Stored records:

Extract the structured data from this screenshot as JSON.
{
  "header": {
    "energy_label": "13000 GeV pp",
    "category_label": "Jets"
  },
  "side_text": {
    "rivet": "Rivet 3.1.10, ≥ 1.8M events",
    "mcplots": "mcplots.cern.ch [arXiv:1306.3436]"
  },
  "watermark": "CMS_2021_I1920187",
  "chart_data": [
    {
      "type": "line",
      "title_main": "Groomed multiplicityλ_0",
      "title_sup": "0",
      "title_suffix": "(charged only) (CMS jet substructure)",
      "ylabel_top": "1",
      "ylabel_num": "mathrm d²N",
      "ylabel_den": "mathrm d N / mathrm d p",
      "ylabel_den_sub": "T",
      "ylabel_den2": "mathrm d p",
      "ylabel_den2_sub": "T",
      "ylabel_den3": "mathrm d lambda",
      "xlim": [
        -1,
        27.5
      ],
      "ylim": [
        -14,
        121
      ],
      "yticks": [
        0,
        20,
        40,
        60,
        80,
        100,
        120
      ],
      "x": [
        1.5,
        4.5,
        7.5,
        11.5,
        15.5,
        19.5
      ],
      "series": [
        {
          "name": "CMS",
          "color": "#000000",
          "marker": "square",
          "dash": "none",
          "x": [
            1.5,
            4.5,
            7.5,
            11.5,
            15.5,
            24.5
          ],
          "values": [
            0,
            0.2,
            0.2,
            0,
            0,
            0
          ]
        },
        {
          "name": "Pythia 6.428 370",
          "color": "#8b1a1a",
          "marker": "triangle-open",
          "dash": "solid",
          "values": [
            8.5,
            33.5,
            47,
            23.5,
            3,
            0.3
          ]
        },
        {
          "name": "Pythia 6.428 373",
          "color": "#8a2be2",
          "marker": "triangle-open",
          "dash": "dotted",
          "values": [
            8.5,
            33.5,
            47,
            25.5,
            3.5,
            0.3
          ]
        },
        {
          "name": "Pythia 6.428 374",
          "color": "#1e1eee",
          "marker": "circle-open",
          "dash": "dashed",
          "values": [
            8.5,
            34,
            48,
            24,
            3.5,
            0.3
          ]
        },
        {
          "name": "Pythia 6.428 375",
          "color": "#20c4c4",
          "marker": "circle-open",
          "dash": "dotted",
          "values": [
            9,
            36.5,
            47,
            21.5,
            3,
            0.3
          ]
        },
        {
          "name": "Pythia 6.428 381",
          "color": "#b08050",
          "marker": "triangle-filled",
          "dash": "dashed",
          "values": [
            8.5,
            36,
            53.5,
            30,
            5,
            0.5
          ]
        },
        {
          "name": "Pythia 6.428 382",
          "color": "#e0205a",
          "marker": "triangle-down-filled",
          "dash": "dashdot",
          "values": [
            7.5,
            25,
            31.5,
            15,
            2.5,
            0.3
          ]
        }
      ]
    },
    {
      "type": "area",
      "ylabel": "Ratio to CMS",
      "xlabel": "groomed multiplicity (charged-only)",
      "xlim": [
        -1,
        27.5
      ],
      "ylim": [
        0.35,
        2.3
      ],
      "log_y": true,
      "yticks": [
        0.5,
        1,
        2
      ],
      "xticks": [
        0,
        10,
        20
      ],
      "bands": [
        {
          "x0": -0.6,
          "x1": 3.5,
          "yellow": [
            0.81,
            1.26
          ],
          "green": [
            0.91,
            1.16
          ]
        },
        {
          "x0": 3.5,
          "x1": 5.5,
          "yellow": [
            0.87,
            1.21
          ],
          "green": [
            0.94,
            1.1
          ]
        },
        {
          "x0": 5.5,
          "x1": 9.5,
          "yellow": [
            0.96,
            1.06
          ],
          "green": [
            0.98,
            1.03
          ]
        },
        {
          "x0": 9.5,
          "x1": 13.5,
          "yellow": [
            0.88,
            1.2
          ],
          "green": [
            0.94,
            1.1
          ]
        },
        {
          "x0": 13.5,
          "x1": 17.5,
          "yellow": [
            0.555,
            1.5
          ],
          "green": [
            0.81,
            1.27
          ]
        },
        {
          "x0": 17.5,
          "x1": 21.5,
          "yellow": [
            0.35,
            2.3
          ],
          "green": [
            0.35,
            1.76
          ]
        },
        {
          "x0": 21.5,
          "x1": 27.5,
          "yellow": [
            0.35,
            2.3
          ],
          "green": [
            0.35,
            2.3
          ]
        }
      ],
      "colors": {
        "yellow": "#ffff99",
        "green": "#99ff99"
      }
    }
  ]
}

» Exercise aim
Go through the records and print each one exactly.

» Worked solution
Extract the structured data from this screenshot as JSON.
{
  "header": {
    "energy_label": "13000 GeV pp",
    "category_label": "Jets"
  },
  "side_text": {
    "rivet": "Rivet 3.1.10, ≥ 1.8M events",
    "mcplots": "mcplots.cern.ch [arXiv:1306.3436]"
  },
  "watermark": "CMS_2021_I1920187",
  "chart_data": [
    {
      "type": "line",
      "title_main": "Groomed multiplicityλ_0",
      "title_sup": "0",
      "title_suffix": "(charged only) (CMS jet substructure)",
      "ylabel_top": "1",
      "ylabel_num": "mathrm d²N",
      "ylabel_den": "mathrm d N / mathrm d p",
      "ylabel_den_sub": "T",
      "ylabel_den2": "mathrm d p",
      "ylabel_den2_sub": "T",
      "ylabel_den3": "mathrm d lambda",
      "xlim": [
        -1,
        27.5
      ],
      "ylim": [
        -14,
        121
      ],
      "yticks": [
        0,
        20,
        40,
        60,
        80,
        100,
        120
      ],
      "x": [
        1.5,
        4.5,
        7.5,
        11.5,
        15.5,
        19.5
      ],
      "series": [
        {
          "name": "CMS",
          "color": "#000000",
          "marker": "square",
          "dash": "none",
          "x": [
            1.5,
            4.5,
            7.5,
            11.5,
            15.5,
            24.5
          ],
          "values": [
            0,
            0.2,
            0.2,
            0,
            0,
            0
          ]
        },
        {
          "name": "Pythia 6.428 370",
          "color": "#8b1a1a",
          "marker": "triangle-open",
          "dash": "solid",
          "values": [
            8.5,
            33.5,
            47,
            23.5,
            3,
            0.3
          ]
        },
        {
          "name": "Pythia 6.428 373",
          "color": "#8a2be2",
          "marker": "triangle-open",
          "dash": "dotted",
          "values": [
            8.5,
            33.5,
            47,
            25.5,
            3.5,
            0.3
          ]
        },
        {
          "name": "Pythia 6.428 374",
          "color": "#1e1eee",
          "marker": "circle-open",
          "dash": "dashed",
          "values": [
            8.5,
            34,
            48,
            24,
            3.5,
            0.3
          ]
        },
        {
          "name": "Pythia 6.428 375",
          "color": "#20c4c4",
          "marker": "circle-open",
          "dash": "dotted",
          "values": [
            9,
            36.5,
            47,
            21.5,
            3,
            0.3
          ]
        },
        {
          "name": "Pythia 6.428 381",
          "color": "#b08050",
          "marker": "triangle-filled",
          "dash": "dashed",
          "values": [
            8.5,
            36,
            53.5,
            30,
            5,
            0.5
          ]
        },
        {
          "name": "Pythia 6.428 382",
          "color": "#e0205a",
          "marker": "triangle-down-filled",
          "dash": "dashdot",
          "values": [
            7.5,
            25,
            31.5,
            15,
            2.5,
            0.3
          ]
        }
      ]
    },
    {
      "type": "area",
      "ylabel": "Ratio to CMS",
      "xlabel": "groomed multiplicity (charged-only)",
      "xlim": [
        -1,
        27.5
      ],
      "ylim": [
        0.35,
        2.3
      ],
      "log_y": true,
      "yticks": [
        0.5,
        1,
        2
      ],
      "xticks": [
        0,
        10,
        20
      ],
      "bands": [
        {
          "x0": -0.6,
          "x1": 3.5,
          "yellow": [
            0.81,
            1.26
          ],
          "green": [
            0.91,
            1.16
          ]
        },
        {
          "x0": 3.5,
          "x1": 5.5,
          "yellow": [
            0.87,
            1.21
          ],
          "green": [
            0.94,
            1.1
          ]
        },
        {
          "x0": 5.5,
          "x1": 9.5,
          "yellow": [
            0.96,
            1.06
          ],
          "green": [
            0.98,
            1.03
          ]
        },
        {
          "x0": 9.5,
          "x1": 13.5,
          "yellow": [
            0.88,
            1.2
          ],
          "green": [
            0.94,
            1.1
          ]
        },
        {
          "x0": 13.5,
          "x1": 17.5,
          "yellow": [
            0.555,
            1.5
          ],
          "green": [
            0.81,
            1.27
          ]
        },
        {
          "x0": 17.5,
          "x1": 21.5,
          "yellow": [
            0.35,
            2.3
          ],
          "green": [
            0.35,
            1.76
          ]
        },
        {
          "x0": 21.5,
          "x1": 27.5,
          "yellow": [
            0.35,
            2.3
          ],
          "green": [
            0.35,
            2.3
          ]
        }
      ],
      "colors": {
        "yellow": "#ffff99",
        "green": "#99ff99"
      }
    }
  ]
}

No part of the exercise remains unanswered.